◆ EXERCISE DESCRIPTION ◆
Across the entries below, how many lines contain the string "JSON"? Give only the count.

◆ EXTRACTED INFORMATION ◆
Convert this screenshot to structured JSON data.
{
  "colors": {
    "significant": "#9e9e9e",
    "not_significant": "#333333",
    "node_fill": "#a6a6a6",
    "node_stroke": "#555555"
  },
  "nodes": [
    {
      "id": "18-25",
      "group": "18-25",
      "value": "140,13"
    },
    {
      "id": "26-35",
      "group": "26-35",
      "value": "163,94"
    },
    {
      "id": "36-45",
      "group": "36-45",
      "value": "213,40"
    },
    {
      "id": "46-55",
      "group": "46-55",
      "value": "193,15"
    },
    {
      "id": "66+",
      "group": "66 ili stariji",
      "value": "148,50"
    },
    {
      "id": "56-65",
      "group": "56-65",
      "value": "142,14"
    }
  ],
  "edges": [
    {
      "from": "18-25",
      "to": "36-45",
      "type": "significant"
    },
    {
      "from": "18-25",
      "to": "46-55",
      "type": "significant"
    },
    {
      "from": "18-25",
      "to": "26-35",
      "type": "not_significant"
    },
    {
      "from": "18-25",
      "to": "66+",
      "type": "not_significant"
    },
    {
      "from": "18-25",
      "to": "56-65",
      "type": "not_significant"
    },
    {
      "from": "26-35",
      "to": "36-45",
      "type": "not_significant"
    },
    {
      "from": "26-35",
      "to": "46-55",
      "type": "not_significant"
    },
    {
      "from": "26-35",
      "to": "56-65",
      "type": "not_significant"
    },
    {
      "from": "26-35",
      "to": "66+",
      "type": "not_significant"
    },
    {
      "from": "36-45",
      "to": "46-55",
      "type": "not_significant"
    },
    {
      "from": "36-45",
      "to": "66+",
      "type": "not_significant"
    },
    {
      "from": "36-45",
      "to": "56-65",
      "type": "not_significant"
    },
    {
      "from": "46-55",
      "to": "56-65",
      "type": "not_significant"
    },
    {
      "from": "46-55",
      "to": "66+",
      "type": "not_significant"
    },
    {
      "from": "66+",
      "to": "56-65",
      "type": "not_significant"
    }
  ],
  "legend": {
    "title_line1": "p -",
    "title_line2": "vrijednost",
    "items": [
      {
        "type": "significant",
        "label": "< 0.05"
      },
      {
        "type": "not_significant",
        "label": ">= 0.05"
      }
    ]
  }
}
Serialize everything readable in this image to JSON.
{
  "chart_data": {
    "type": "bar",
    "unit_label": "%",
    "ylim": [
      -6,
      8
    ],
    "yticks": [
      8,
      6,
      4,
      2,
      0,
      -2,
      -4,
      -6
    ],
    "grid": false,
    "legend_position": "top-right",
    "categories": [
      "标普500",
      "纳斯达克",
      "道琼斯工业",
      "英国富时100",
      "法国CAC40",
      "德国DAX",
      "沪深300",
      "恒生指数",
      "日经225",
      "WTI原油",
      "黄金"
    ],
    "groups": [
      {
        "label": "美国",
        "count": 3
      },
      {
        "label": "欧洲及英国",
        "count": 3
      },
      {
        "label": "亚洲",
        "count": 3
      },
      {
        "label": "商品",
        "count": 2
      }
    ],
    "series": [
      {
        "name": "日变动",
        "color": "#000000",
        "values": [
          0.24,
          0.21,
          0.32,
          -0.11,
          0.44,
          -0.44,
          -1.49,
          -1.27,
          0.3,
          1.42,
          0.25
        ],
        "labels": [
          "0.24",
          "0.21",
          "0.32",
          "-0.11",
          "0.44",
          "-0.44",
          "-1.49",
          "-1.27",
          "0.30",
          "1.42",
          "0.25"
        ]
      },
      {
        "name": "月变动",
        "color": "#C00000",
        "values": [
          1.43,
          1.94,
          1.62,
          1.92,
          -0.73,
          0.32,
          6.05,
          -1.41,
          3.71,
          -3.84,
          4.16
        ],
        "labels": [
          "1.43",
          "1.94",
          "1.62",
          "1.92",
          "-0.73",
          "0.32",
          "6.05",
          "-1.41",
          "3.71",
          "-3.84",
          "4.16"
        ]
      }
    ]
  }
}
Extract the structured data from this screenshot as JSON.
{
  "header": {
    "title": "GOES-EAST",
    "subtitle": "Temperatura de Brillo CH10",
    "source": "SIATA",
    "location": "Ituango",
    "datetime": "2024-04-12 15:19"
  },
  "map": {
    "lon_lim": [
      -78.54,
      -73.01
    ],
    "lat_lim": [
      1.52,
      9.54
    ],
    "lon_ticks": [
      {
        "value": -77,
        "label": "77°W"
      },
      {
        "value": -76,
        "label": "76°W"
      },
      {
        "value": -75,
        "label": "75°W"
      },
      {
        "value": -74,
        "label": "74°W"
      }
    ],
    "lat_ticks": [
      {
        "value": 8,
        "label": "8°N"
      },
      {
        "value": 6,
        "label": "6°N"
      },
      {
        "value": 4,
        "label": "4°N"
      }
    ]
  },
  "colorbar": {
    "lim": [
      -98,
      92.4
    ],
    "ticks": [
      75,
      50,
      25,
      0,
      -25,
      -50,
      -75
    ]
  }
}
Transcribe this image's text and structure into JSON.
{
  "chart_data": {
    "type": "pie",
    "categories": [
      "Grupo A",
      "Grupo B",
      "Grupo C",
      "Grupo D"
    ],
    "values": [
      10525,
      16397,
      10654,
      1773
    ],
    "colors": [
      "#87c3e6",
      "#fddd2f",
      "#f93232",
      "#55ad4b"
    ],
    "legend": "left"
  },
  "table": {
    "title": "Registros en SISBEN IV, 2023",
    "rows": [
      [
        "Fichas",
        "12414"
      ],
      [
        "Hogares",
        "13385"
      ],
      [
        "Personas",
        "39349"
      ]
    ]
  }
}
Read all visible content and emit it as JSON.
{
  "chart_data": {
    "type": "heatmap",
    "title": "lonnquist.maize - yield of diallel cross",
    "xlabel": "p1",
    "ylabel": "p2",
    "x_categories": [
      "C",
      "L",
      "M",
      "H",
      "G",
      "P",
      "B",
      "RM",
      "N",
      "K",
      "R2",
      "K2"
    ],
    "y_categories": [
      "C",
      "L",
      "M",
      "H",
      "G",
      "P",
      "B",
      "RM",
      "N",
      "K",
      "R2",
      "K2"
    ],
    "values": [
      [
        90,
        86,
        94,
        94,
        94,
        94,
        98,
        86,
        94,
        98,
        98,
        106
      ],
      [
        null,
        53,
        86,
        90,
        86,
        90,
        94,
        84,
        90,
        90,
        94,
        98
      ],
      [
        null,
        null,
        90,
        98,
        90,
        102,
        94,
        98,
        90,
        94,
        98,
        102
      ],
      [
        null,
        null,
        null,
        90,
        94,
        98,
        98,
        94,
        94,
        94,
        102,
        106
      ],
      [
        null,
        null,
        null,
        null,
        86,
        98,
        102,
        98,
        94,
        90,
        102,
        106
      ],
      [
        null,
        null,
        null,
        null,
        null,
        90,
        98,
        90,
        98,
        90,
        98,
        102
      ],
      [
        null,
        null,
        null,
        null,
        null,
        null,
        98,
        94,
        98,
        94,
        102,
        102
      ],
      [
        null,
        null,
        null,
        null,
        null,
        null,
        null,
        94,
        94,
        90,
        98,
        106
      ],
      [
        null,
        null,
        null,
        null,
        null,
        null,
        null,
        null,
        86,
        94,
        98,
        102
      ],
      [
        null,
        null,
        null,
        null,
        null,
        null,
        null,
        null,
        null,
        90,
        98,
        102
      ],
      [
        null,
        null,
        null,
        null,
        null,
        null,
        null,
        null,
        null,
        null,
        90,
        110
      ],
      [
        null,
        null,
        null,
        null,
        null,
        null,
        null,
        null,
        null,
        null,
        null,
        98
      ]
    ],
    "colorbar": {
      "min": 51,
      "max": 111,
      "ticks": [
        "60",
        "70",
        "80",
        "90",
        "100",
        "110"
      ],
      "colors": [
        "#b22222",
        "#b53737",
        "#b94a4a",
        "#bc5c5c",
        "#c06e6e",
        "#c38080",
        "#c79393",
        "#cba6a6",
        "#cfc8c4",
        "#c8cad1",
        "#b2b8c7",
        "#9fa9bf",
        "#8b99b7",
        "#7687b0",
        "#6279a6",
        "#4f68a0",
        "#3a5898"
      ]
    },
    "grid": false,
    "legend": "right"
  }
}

◆ IN RESPONSE ◆
5